• **Provided data**
· · · · ·

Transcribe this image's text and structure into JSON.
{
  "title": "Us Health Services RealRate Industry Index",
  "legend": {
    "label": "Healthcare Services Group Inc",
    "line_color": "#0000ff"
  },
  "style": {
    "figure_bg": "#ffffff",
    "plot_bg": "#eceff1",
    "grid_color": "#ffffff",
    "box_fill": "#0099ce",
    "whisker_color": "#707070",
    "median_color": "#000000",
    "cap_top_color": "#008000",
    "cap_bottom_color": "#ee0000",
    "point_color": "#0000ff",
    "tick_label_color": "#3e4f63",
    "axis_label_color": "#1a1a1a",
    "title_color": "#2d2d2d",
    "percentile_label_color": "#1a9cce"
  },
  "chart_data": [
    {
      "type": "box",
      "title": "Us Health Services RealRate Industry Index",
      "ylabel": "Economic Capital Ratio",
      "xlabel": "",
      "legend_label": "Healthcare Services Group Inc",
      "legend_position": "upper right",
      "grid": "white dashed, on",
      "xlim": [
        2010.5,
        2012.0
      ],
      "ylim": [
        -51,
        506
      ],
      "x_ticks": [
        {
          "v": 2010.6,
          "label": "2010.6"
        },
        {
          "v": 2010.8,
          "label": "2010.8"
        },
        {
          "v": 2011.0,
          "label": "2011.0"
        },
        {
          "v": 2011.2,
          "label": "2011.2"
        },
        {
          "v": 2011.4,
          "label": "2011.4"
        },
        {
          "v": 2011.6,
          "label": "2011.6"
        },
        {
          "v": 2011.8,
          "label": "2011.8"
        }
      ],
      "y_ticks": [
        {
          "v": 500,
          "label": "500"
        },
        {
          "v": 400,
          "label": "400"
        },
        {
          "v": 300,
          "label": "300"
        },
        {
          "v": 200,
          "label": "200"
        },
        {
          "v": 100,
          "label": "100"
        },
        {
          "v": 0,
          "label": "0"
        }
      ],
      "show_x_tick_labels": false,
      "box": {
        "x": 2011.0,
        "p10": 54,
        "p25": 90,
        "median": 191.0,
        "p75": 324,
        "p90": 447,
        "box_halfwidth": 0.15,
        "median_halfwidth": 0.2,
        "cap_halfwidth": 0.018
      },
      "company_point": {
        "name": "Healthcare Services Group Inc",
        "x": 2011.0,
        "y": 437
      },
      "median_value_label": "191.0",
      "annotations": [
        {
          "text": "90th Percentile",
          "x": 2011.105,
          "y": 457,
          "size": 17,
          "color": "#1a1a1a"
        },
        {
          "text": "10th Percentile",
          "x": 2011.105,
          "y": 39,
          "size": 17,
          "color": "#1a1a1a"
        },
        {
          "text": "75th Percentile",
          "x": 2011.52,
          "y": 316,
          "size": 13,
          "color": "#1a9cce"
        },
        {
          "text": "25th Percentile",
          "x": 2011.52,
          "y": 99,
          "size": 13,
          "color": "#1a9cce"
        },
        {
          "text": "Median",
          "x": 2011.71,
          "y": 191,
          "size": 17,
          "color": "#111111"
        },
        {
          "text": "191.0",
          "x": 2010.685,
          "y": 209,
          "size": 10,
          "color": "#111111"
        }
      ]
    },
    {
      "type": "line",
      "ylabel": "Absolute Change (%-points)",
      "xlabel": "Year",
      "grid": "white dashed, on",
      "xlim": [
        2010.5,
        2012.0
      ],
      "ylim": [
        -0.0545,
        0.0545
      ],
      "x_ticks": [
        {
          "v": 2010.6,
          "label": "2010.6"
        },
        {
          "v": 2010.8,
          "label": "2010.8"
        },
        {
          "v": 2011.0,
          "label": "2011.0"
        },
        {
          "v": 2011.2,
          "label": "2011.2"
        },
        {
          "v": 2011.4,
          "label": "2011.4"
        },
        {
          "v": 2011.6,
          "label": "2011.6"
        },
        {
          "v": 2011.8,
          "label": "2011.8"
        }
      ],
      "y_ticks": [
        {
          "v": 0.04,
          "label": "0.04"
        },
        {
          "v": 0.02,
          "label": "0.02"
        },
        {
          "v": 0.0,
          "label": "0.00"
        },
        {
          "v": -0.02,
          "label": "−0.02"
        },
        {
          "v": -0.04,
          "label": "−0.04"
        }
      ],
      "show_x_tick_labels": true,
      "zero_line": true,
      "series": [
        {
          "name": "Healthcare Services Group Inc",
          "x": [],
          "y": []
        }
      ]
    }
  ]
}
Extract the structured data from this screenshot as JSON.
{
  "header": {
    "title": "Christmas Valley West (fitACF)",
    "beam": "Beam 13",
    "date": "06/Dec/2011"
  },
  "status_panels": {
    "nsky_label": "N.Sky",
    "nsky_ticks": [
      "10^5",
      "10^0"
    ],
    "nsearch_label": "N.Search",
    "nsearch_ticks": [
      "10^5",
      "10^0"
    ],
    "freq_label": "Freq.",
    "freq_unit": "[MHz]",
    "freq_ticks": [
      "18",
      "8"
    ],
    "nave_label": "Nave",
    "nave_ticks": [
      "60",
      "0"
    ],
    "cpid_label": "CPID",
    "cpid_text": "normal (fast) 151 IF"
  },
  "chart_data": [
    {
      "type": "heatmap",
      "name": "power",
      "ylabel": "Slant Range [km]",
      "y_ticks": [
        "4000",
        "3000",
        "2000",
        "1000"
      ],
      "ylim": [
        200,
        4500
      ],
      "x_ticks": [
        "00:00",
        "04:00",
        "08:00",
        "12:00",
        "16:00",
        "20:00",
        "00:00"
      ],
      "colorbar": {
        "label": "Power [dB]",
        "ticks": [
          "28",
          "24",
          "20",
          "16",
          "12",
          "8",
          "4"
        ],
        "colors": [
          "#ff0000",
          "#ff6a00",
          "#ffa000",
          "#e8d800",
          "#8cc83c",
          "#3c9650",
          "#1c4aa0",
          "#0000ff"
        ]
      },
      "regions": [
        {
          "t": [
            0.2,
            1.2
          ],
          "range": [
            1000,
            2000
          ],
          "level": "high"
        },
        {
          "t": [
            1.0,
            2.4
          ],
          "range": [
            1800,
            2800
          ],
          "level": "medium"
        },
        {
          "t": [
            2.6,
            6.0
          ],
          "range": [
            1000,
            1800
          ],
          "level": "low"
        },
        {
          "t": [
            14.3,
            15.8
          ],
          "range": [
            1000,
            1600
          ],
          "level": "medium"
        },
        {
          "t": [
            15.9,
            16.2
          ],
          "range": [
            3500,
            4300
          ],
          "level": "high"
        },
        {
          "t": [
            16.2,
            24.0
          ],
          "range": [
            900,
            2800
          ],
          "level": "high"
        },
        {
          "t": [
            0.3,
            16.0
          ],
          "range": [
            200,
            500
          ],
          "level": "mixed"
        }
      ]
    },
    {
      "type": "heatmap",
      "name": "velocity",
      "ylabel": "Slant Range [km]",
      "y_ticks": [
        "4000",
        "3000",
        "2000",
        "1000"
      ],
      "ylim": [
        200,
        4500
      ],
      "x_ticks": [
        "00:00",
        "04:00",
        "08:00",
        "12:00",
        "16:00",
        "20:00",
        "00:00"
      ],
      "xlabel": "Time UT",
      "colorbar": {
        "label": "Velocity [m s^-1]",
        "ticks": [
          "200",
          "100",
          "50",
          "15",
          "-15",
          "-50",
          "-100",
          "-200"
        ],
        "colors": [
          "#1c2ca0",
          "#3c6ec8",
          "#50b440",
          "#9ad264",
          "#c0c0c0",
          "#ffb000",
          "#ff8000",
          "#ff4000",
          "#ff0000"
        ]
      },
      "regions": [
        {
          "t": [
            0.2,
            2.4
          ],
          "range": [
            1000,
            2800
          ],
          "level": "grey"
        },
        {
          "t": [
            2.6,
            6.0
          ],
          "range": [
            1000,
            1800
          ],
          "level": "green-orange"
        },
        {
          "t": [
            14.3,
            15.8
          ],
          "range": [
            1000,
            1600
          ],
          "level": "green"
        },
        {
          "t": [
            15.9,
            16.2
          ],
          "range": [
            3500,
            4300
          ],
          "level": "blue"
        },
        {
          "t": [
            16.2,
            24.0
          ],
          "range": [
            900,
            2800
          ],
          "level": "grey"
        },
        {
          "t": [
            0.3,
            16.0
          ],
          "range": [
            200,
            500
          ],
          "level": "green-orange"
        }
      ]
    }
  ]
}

· · · · ·

• **Written instruction**
Locate the lines above that contain "name" and copy them.

• **Finished task**
        "name": "Healthcare Services Group Inc",
          "name": "Healthcare Services Group Inc",
      "name": "power",
      "name": "velocity",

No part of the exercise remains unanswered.